**MATERIAL SUPPLIED**
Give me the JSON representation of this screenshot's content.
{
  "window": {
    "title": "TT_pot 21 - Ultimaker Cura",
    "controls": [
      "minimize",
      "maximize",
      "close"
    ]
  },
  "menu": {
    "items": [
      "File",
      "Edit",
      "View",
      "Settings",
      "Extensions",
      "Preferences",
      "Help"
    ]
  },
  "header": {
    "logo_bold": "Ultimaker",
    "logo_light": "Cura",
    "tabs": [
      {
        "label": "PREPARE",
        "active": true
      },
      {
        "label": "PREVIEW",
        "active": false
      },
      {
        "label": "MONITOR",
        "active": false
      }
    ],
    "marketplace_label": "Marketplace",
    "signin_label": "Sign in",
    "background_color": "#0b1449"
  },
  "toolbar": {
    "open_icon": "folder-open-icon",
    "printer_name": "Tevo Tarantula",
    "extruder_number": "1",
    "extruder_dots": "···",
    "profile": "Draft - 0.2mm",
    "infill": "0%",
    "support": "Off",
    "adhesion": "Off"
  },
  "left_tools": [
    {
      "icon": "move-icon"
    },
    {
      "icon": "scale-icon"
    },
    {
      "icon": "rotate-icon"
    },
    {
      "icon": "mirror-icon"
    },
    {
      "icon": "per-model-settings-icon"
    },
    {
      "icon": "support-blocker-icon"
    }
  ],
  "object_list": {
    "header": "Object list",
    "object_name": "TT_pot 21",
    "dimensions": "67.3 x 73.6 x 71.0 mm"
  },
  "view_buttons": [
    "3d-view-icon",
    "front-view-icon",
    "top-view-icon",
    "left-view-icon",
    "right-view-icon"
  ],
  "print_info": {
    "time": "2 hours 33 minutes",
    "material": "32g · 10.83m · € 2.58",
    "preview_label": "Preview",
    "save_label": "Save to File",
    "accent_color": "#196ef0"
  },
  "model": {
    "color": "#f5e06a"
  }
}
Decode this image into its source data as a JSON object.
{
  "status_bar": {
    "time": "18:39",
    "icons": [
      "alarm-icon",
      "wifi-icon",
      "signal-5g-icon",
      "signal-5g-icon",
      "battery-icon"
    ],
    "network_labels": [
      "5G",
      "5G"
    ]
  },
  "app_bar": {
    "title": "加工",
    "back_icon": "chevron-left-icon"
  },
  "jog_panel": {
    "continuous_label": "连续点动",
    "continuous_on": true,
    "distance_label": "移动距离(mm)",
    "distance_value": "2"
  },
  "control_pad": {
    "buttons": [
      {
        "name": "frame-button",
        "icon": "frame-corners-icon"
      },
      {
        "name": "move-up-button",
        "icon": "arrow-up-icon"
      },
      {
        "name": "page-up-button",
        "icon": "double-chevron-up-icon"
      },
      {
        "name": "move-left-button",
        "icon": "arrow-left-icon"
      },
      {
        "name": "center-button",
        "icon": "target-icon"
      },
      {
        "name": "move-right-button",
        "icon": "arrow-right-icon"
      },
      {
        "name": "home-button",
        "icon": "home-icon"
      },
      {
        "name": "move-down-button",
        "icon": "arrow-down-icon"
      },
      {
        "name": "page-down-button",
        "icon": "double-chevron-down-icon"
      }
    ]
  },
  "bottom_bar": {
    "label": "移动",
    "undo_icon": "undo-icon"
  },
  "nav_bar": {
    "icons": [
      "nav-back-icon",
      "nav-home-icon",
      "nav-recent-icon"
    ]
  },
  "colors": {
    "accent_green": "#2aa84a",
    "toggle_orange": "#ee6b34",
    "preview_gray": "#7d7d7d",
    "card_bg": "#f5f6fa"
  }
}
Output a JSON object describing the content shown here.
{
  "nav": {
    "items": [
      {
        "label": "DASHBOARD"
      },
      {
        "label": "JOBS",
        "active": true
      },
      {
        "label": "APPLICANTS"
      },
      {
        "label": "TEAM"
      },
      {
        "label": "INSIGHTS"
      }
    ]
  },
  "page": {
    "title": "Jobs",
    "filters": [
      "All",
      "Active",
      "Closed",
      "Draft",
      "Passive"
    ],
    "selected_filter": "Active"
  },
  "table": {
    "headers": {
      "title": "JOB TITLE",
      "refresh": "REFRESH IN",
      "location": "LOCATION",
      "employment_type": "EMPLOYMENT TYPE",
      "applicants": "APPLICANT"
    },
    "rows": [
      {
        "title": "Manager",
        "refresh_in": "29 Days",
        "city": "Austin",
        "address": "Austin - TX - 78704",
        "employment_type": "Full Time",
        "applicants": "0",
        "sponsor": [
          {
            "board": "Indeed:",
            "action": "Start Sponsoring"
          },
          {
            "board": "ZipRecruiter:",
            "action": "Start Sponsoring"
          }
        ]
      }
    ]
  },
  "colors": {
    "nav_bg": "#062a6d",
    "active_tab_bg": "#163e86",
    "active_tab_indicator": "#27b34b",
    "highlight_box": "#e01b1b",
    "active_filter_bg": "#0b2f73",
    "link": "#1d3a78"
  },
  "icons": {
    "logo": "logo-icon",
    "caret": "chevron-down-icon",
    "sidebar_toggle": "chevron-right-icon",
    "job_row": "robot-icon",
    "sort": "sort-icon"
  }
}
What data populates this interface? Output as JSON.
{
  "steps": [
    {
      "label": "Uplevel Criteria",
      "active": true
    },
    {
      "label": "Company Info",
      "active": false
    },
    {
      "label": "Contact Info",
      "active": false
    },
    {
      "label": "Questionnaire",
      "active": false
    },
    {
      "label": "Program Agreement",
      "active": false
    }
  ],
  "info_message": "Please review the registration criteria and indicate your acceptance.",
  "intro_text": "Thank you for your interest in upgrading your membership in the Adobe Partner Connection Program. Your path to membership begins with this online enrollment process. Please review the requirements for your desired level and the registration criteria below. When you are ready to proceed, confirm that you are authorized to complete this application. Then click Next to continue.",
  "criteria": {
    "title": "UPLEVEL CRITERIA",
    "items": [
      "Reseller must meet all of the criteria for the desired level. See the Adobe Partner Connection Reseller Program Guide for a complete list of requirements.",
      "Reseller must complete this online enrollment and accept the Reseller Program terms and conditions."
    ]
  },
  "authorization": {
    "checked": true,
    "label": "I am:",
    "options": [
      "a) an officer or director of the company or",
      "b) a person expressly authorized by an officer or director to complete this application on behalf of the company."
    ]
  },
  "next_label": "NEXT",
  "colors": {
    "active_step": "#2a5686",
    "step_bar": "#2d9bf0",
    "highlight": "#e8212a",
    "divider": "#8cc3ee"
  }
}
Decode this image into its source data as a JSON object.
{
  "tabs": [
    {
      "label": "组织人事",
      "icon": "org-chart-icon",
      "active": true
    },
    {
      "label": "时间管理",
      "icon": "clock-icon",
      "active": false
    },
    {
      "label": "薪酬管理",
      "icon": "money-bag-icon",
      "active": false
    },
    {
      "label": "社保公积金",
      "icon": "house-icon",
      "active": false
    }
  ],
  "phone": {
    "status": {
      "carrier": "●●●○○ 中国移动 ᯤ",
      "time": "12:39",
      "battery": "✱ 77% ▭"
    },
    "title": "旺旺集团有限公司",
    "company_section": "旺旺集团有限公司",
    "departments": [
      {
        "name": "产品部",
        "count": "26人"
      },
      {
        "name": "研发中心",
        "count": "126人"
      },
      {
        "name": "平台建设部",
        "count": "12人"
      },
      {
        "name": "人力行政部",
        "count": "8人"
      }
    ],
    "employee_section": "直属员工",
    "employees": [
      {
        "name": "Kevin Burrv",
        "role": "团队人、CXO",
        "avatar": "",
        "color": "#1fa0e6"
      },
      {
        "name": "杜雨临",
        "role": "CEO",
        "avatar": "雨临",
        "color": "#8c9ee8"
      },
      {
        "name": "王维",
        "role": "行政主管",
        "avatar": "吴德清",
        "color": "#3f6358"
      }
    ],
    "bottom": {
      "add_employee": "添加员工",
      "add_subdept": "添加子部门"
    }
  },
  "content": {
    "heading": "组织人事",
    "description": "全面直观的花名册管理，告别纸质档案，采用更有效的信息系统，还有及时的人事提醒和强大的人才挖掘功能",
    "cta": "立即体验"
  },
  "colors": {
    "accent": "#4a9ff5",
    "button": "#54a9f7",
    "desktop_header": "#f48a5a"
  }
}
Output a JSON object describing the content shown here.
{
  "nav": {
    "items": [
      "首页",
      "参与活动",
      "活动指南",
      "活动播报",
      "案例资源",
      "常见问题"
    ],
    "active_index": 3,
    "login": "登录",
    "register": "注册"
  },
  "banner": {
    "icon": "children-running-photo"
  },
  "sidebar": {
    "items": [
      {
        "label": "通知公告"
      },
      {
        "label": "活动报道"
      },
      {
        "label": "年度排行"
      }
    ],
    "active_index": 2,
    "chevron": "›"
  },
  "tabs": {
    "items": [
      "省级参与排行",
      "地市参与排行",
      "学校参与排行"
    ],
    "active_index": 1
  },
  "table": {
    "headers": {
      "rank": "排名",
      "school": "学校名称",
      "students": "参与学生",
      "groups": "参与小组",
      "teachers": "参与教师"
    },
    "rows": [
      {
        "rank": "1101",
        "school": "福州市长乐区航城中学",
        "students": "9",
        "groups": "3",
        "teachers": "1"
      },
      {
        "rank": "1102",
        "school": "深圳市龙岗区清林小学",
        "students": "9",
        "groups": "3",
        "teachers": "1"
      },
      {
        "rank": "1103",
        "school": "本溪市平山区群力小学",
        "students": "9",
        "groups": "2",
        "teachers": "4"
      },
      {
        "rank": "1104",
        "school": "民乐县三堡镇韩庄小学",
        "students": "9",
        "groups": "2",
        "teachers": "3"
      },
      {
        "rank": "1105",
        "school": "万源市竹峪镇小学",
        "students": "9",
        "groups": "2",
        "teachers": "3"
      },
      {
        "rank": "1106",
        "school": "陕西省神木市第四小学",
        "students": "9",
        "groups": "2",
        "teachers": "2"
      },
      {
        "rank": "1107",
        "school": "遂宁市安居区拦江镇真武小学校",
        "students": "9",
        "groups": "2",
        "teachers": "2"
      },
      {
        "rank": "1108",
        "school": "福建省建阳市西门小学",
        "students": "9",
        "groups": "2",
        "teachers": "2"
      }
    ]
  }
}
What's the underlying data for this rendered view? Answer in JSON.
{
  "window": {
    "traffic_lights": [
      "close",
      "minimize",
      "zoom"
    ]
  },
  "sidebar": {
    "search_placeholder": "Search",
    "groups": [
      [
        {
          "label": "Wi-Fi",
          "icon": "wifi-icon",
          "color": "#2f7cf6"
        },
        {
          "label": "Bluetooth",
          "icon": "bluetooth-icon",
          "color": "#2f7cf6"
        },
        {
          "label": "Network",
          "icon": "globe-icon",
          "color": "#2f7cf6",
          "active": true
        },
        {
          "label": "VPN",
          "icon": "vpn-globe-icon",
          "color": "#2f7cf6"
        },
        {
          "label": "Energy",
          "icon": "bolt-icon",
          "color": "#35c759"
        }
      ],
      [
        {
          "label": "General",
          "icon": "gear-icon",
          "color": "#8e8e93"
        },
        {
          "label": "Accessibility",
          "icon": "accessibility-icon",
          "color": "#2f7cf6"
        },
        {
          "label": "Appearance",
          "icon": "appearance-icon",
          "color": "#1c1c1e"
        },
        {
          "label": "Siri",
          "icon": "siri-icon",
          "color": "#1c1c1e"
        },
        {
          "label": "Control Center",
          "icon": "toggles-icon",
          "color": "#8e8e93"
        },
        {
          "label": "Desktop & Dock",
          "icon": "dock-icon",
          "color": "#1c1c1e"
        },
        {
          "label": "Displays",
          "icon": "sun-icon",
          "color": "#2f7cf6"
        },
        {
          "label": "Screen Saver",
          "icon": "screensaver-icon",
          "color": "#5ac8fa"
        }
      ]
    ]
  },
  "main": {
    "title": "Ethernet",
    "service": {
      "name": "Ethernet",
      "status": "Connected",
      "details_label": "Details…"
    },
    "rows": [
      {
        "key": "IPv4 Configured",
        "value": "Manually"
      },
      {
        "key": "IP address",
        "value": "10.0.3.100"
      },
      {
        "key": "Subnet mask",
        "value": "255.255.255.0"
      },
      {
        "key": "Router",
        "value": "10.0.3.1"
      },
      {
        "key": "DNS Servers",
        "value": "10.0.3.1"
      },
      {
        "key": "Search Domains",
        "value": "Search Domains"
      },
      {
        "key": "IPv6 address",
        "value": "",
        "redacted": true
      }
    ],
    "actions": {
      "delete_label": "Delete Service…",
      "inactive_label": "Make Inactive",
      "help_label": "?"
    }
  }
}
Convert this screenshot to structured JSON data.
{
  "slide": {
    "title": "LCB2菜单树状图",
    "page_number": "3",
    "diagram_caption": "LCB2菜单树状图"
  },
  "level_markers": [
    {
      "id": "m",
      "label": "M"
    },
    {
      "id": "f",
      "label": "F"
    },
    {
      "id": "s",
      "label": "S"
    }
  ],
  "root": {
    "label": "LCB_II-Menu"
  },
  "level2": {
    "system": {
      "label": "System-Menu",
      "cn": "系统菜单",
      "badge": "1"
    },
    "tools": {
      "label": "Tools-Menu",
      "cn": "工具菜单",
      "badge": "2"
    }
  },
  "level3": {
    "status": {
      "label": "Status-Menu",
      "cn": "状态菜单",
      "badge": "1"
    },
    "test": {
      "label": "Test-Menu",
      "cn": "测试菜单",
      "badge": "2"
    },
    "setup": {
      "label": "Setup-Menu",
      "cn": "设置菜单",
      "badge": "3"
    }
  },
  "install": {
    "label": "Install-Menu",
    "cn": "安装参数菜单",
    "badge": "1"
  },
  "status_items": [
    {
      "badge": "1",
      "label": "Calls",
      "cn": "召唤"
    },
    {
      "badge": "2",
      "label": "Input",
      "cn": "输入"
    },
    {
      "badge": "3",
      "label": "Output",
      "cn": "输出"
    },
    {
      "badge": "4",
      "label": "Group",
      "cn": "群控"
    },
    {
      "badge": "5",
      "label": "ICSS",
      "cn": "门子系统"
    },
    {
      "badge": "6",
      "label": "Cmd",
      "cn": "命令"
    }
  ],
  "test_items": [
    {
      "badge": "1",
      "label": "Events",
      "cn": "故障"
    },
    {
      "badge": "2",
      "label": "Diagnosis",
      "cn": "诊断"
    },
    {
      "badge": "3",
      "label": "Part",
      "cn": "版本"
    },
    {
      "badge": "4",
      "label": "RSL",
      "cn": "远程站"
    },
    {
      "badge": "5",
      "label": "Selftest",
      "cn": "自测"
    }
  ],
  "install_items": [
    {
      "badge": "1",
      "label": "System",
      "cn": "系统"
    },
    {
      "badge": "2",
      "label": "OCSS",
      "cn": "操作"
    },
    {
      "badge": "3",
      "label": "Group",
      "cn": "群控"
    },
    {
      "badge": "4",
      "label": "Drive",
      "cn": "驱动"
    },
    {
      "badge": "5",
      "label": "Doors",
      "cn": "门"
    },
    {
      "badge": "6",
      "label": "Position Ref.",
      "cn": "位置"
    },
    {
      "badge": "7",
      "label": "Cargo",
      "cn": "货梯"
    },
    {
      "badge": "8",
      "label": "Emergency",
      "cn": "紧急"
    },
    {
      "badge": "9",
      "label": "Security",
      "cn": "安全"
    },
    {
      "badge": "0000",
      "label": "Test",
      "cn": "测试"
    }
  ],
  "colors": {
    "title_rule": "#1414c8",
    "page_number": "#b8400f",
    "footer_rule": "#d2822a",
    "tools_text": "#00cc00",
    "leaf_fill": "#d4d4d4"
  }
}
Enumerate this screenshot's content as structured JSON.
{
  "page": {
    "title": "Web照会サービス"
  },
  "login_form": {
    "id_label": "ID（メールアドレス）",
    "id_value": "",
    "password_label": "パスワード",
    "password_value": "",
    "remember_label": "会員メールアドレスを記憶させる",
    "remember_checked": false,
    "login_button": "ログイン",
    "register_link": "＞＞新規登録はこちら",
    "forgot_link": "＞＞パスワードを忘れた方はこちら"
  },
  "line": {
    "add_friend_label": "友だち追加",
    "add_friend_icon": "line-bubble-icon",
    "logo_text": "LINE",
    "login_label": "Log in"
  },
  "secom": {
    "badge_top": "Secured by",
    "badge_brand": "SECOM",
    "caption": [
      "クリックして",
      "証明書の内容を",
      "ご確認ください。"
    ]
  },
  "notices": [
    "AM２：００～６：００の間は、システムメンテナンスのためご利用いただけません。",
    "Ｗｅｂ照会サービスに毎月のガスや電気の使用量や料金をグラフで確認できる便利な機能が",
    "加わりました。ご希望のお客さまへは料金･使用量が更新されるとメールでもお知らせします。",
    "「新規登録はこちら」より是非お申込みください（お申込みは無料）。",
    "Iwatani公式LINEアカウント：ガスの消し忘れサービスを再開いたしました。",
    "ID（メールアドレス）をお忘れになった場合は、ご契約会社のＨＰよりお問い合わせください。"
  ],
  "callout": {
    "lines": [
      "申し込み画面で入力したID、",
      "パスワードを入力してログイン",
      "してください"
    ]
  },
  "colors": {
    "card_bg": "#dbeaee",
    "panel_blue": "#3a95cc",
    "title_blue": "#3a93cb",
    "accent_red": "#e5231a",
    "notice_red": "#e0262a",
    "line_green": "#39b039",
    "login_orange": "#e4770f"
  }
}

**YOUR GOAL**
Sift through the entries and copy every line with "director".

**IN RESPONSE**
      "a) an officer or director of the company or",
      "b) a person expressly authorized by an officer or director to complete this application on behalf of the company."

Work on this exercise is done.